Records from a dataset
_____
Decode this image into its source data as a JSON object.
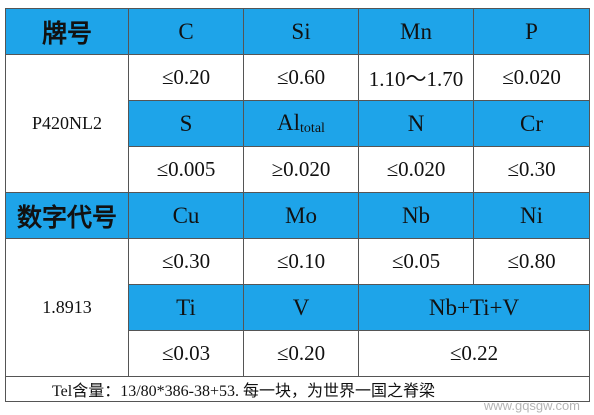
{
  "table": {
    "rows": [
      [
        "牌号",
        "C",
        "Si",
        "Mn",
        "P"
      ],
      [
        "P420NL2",
        "≤0.20",
        "≤0.60",
        "1.10～1.70",
        "≤0.020"
      ],
      [
        "S",
        {
          "text": "Al",
          "sub": "total"
        },
        "N",
        "Cr"
      ],
      [
        "≤0.005",
        "≥0.020",
        "≤0.020",
        "≤0.30"
      ],
      [
        "数字代号",
        "Cu",
        "Mo",
        "Nb",
        "Ni"
      ],
      [
        "1.8913",
        "≤0.30",
        "≤0.10",
        "≤0.05",
        "≤0.80"
      ],
      [
        "Ti",
        "V",
        "Nb+Ti+V"
      ],
      [
        "≤0.03",
        "≤0.20",
        "≤0.22"
      ]
    ]
  },
  "footer": "Tel含量：13/80*386-38+53. 每一块，为世界一国之脊梁",
  "watermark": "www.gqsgw.com"
}
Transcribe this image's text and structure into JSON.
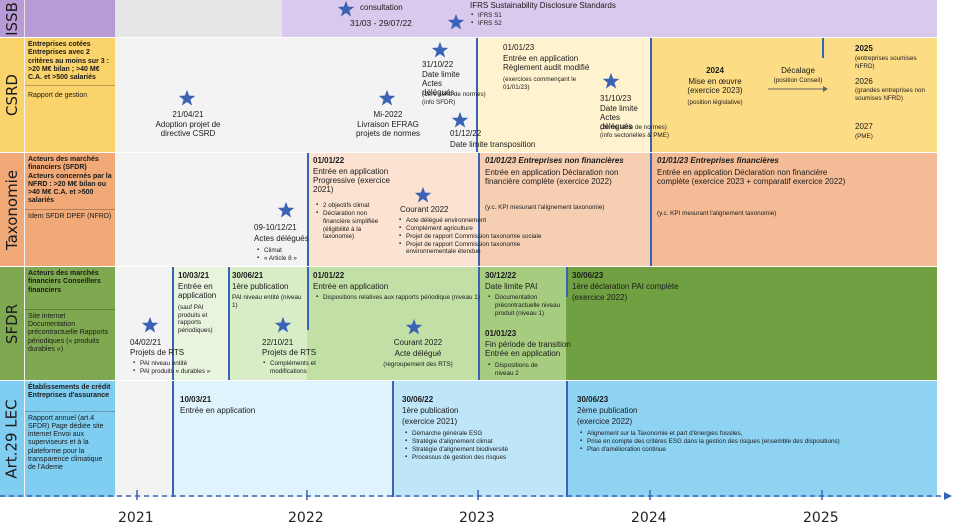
{
  "axis": {
    "years": [
      "2021",
      "2022",
      "2023",
      "2024",
      "2025"
    ]
  },
  "rows": {
    "issb": {
      "label": "ISSB",
      "consultation": "consultation",
      "consultation_dates": "31/03 - 29/07/22",
      "standards_title": "IFRS Sustainability Disclosure Standards",
      "standards": [
        "IFRS S1",
        "IFRS S2"
      ]
    },
    "csrd": {
      "label": "CSRD",
      "scope": "Entreprises cotées Entreprises avec 2 critères au moins sur 3 : >20 M€ bilan ; >40 M€ C.A. et >500 salariés",
      "report": "Rapport de gestion",
      "adoption_date": "21/04/21",
      "adoption_text": "Adoption projet de directive CSRD",
      "efrag_date": "Mi-2022",
      "efrag_text": "Livraison EFRAG projets de normes",
      "deadline1_date": "31/10/22",
      "deadline1_text": "Date limite Actes délégués",
      "deadline1_note": "(1ère série de normes) (info SFDR)",
      "transpo_date": "01/12/22",
      "transpo_text": "Date limite transposition",
      "app_date": "01/01/23",
      "app_text": "Entrée en application Règlement audit modifié",
      "app_note": "(exercices commençant le 01/01/23)",
      "deadline2_date": "31/10/23",
      "deadline2_text": "Date limite Actes délégués",
      "deadline2_note": "(2ème série de normes) (info sectorielles & PME)",
      "y2024_title": "2024",
      "y2024_text": "Mise en œuvre (exercice 2023)",
      "y2024_note": "(position législative)",
      "shift_text": "Décalage",
      "shift_note": "(position Conseil)",
      "y2025_title": "2025",
      "y2025_note": "(entreprises soumises NFRD)",
      "y2026_title": "2026",
      "y2026_note": "(grandes entreprises non soumises NFRD)",
      "y2027_title": "2027",
      "y2027_note": "(PME)"
    },
    "taxo": {
      "label": "Taxonomie",
      "scope": "Acteurs des marchés financiers (SFDR) Acteurs concernés par la NFRD : >20 M€ bilan ou >40 M€ C.A. et >500 salariés",
      "report": "Idem SFDR DPEF (NFRD)",
      "acts_date": "09-10/12/21",
      "acts_text": "Actes délégués",
      "acts_items": [
        "Climat",
        "« Article 8 »"
      ],
      "prog_date": "01/01/22",
      "prog_text": "Entrée en application Progressive (exercice 2021)",
      "prog_items": [
        "2 objectifs climat",
        "Déclaration non financière simplifiée (éligibilité à la taxonomie)"
      ],
      "current_title": "Courant 2022",
      "current_items": [
        "Acte délégué environnement",
        "Complément agriculture",
        "Projet de rapport Commission taxonomie sociale",
        "Projet de rapport Commission taxonomie environnementale étendue"
      ],
      "nonfin_date": "01/01/23 Entreprises non financières",
      "nonfin_text": "Entrée en application Déclaration non financière complète (exercice 2022)",
      "nonfin_note": "(y.c. KPI mesurant l'alignement taxonomie)",
      "fin_date": "01/01/23 Entreprises financières",
      "fin_text": "Entrée en application Déclaration non financière complète (exercice 2023 + comparatif exercice 2022)",
      "fin_note": "(y.c. KPI mesurant l'alignement taxonomie)"
    },
    "sfdr": {
      "label": "SFDR",
      "scope": "Acteurs des marchés financiers Conseillers financiers",
      "report": "Site internet Documentation précontractuelle Rapports périodiques (« produits durables »)",
      "rts1_date": "04/02/21",
      "rts1_text": "Projets de RTS",
      "rts1_items": [
        "PAI niveau entité",
        "PAI produits « durables »"
      ],
      "app1_date": "10/03/21",
      "app1_text": "Entrée en application",
      "app1_note": "(sauf PAI produits et rapports périodiques)",
      "pub1_date": "30/06/21",
      "pub1_text": "1ère publication",
      "pub1_note": "PAI niveau entité (niveau 1)",
      "rts2_date": "22/10/21",
      "rts2_text": "Projets de RTS",
      "rts2_items": [
        "Compléments et modifications"
      ],
      "app2_date": "01/01/22",
      "app2_text": "Entrée en application",
      "app2_items": [
        "Dispositions relatives aux rapports périodique (niveau 1)"
      ],
      "act_title": "Courant 2022",
      "act_text": "Acte délégué",
      "act_note": "(regroupement des RTS)",
      "pai_date": "30/12/22",
      "pai_text": "Date limite PAI",
      "pai_items": [
        "Documentation précontractuelle niveau produit (niveau 1)"
      ],
      "trans_date": "01/01/23",
      "trans_text": "Fin période de transition Entrée en application",
      "trans_items": [
        "Dispositions de niveau 2"
      ],
      "full_date": "30/06/23",
      "full_text": "1ère déclaration PAI complète",
      "full_note": "(exercice 2022)"
    },
    "lec": {
      "label": "Art.29 LEC",
      "scope": "Établissements de crédit Entreprises d'assurance",
      "report": "Rapport annuel (art.4 SFDR) Page dédiée site internet Envoi aux superviseurs et à la plateforme pour la transparence climatique de l'Ademe",
      "app_date": "10/03/21",
      "app_text": "Entrée en application",
      "pub1_date": "30/06/22",
      "pub1_text": "1ère publication",
      "pub1_note": "(exercice 2021)",
      "pub1_items": [
        "Démarche générale ESG",
        "Stratégie d'alignement climat",
        "Stratégie d'alignement biodiversité",
        "Processus de gestion des risques"
      ],
      "pub2_date": "30/06/23",
      "pub2_text": "2ème publication",
      "pub2_note": "(exercice 2022)",
      "pub2_items": [
        "Alignement sur la Taxonomie et part d'énergies fossiles,",
        "Prise en compte des critères ESG dans la gestion des risques (ensemble des dispositions)",
        "Plan d'amélioration continue"
      ]
    }
  },
  "colors": {
    "issb": "#d9c9ec",
    "issb_label": "#b79ad6",
    "csrd": "#fde6a6",
    "csrd_label": "#fbd36b",
    "taxo": "#f4c3a3",
    "taxo_label": "#f0a977",
    "sfdr": "#cde8b4",
    "sfdr_label": "#7fa950",
    "sfdr_dark": "#70a042",
    "lec": "#c9ecfa",
    "lec_label": "#7fcdf1",
    "star": "#3b63b5",
    "axis": "#3b63b5"
  }
}
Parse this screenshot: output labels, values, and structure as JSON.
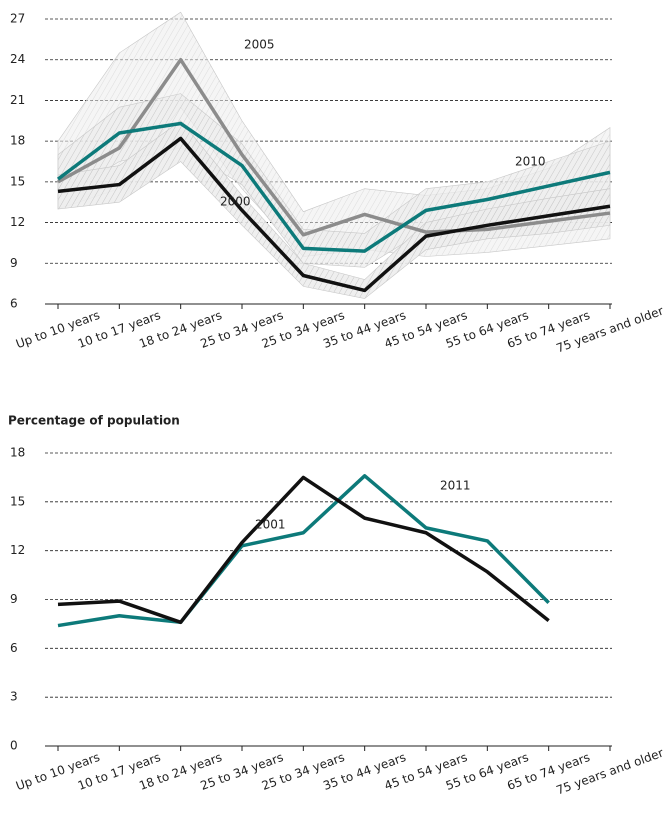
{
  "chart_data": [
    {
      "type": "line",
      "categories": [
        "Up to 10 years",
        "10 to 17 years",
        "18 to 24 years",
        "25 to 34 years",
        "25 to 34 years",
        "35 to 44 years",
        "45 to 54 years",
        "55 to 64 years",
        "65 to 74 years",
        "75 years and older"
      ],
      "ylim": [
        6,
        27
      ],
      "yticks": [
        6,
        9,
        12,
        15,
        18,
        21,
        24,
        27
      ],
      "grid": true,
      "series": [
        {
          "name": "2005",
          "color": "#8c8c8c",
          "values": [
            15.0,
            17.5,
            24.0,
            17.0,
            11.1,
            12.6,
            11.3,
            11.5,
            12.1,
            12.7
          ],
          "lower": [
            13.0,
            14.5,
            20.5,
            14.5,
            9.5,
            10.0,
            9.5,
            9.8,
            10.3,
            10.8
          ],
          "upper": [
            18.0,
            24.5,
            27.5,
            19.5,
            12.8,
            14.5,
            14.0,
            14.5,
            16.0,
            19.0
          ]
        },
        {
          "name": "2010",
          "color": "#0d7a7a",
          "values": [
            15.2,
            18.6,
            19.3,
            16.2,
            10.1,
            9.9,
            12.9,
            13.7,
            14.7,
            15.7
          ],
          "lower": [
            13.8,
            16.5,
            17.5,
            14.8,
            9.0,
            8.7,
            11.5,
            12.0,
            12.5,
            13.0
          ],
          "upper": [
            17.0,
            20.5,
            21.5,
            17.8,
            11.5,
            11.2,
            14.5,
            15.0,
            16.5,
            18.0
          ]
        },
        {
          "name": "2000",
          "color": "#111111",
          "values": [
            14.3,
            14.8,
            18.2,
            12.9,
            8.1,
            7.0,
            11.0,
            11.8,
            12.5,
            13.2
          ],
          "lower": [
            13.0,
            13.5,
            16.5,
            11.8,
            7.3,
            6.4,
            10.0,
            10.8,
            11.2,
            11.8
          ],
          "upper": [
            15.5,
            16.2,
            19.5,
            14.0,
            9.0,
            7.8,
            12.0,
            13.0,
            13.8,
            14.5
          ]
        }
      ]
    },
    {
      "type": "line",
      "ylabel": "Percentage of population",
      "categories": [
        "Up to 10 years",
        "10 to 17 years",
        "18 to 24 years",
        "25 to 34 years",
        "25 to 34 years",
        "35 to 44 years",
        "45 to 54 years",
        "55 to 64 years",
        "65 to 74 years",
        "75 years and older"
      ],
      "ylim": [
        0,
        18
      ],
      "yticks": [
        0,
        3,
        6,
        9,
        12,
        15,
        18
      ],
      "grid": true,
      "series": [
        {
          "name": "2011",
          "color": "#0d7a7a",
          "values": [
            7.4,
            8.0,
            7.6,
            12.3,
            13.1,
            16.6,
            13.4,
            12.6,
            8.8,
            null
          ]
        },
        {
          "name": "2001",
          "color": "#111111",
          "values": [
            8.7,
            8.9,
            7.6,
            12.5,
            16.5,
            14.0,
            13.1,
            10.7,
            7.7,
            null
          ]
        }
      ]
    }
  ]
}
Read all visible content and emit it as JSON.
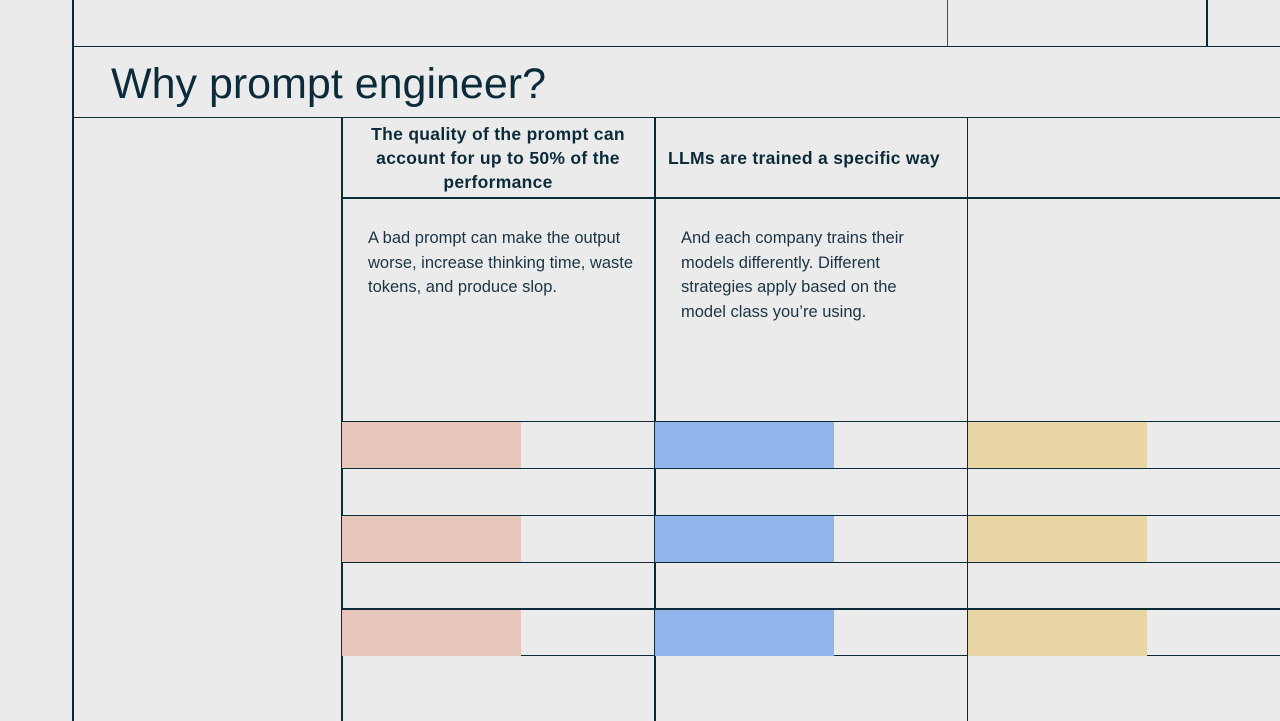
{
  "slide": {
    "title": "Why prompt engineer?"
  },
  "columns": [
    {
      "heading": "The quality of the prompt can account for up to 50% of the performance",
      "body": "A bad prompt can make the output worse, increase thinking time, waste tokens, and produce slop.",
      "accent_color": "#e6c5bb"
    },
    {
      "heading": "LLMs are trained a specific way",
      "body": "And each company trains their models differently. Different strategies apply based on the model class you’re using.",
      "accent_color": "#91b4ea"
    },
    {
      "heading": "",
      "body": "",
      "accent_color": "#e8d6a4"
    }
  ],
  "colors": {
    "background": "#ebebeb",
    "line": "#0b2a3a",
    "text": "#0b2a3a"
  }
}
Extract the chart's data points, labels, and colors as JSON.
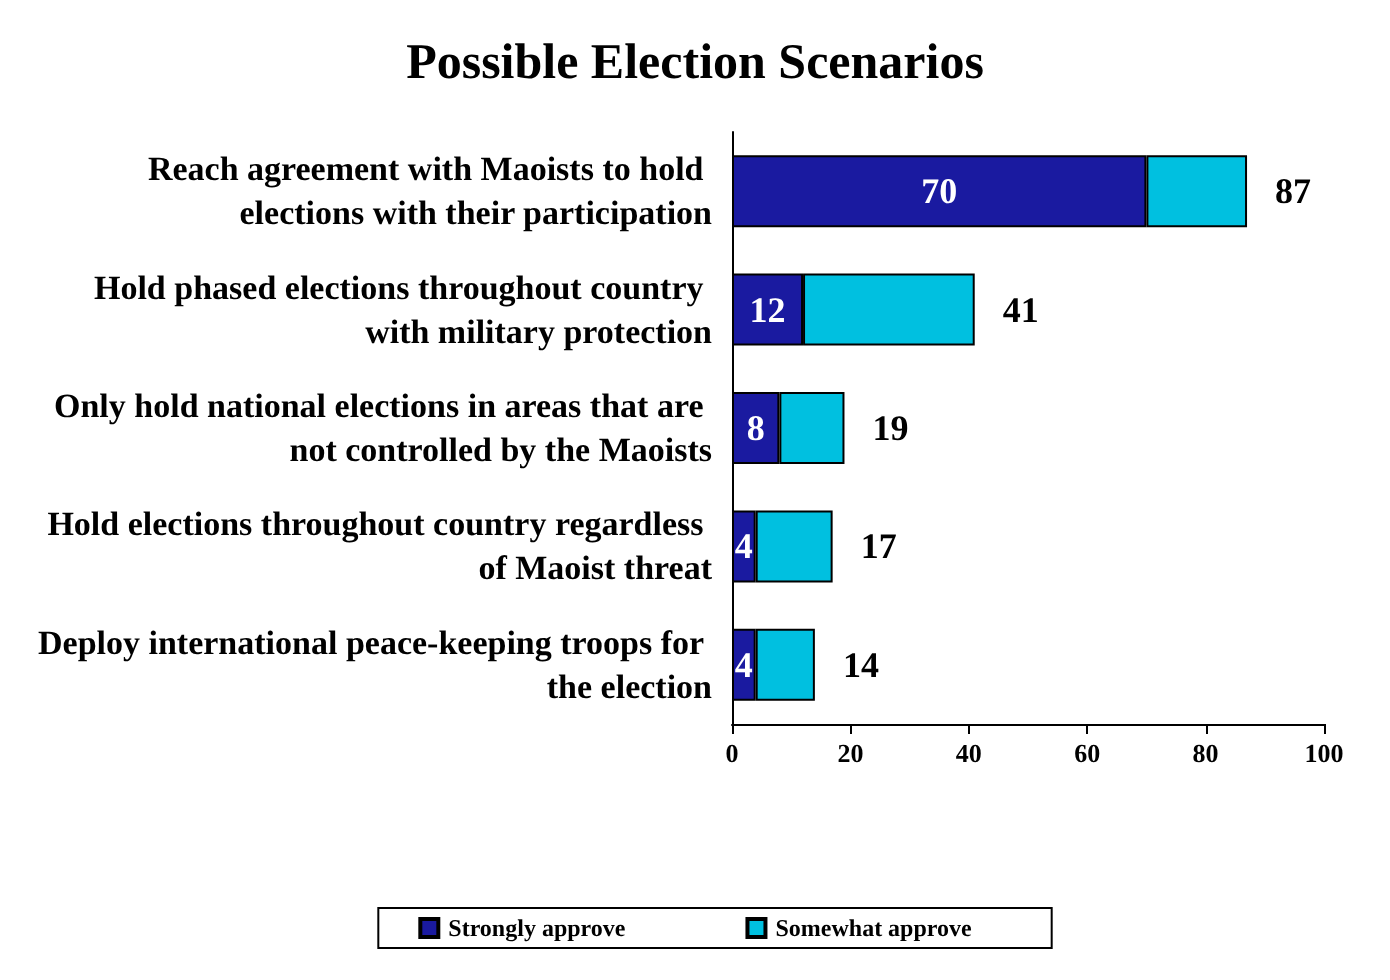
{
  "chart_data": {
    "type": "bar",
    "title": "Possible Election Scenarios",
    "orientation": "horizontal",
    "stacked": true,
    "categories": [
      "Reach agreement with Maoists to hold elections with their participation",
      "Hold phased elections throughout country with military protection",
      "Only hold national elections in areas that are not controlled by the Maoists",
      "Hold elections throughout country regardless of Maoist threat",
      "Deploy international peace-keeping troops for the election"
    ],
    "series": [
      {
        "name": "Strongly approve",
        "color": "#1a1aa0",
        "values": [
          70,
          12,
          8,
          4,
          4
        ],
        "value_labels": [
          "70",
          "12",
          "8",
          "4",
          "4"
        ]
      },
      {
        "name": "Somewhat approve",
        "color": "#00c0e0",
        "values": [
          17,
          29,
          11,
          13,
          10
        ]
      }
    ],
    "totals": [
      "87",
      "41",
      "19",
      "17",
      "14"
    ],
    "xlim": [
      0,
      100
    ],
    "xticks": [
      0,
      20,
      40,
      60,
      80,
      100
    ],
    "grid": false,
    "legend": "bottom"
  }
}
_____
## Request
Return every line above that contains the word "Courant".

## Exercise output
      "current_title": "Courant 2022",
      "act_title": "Courant 2022",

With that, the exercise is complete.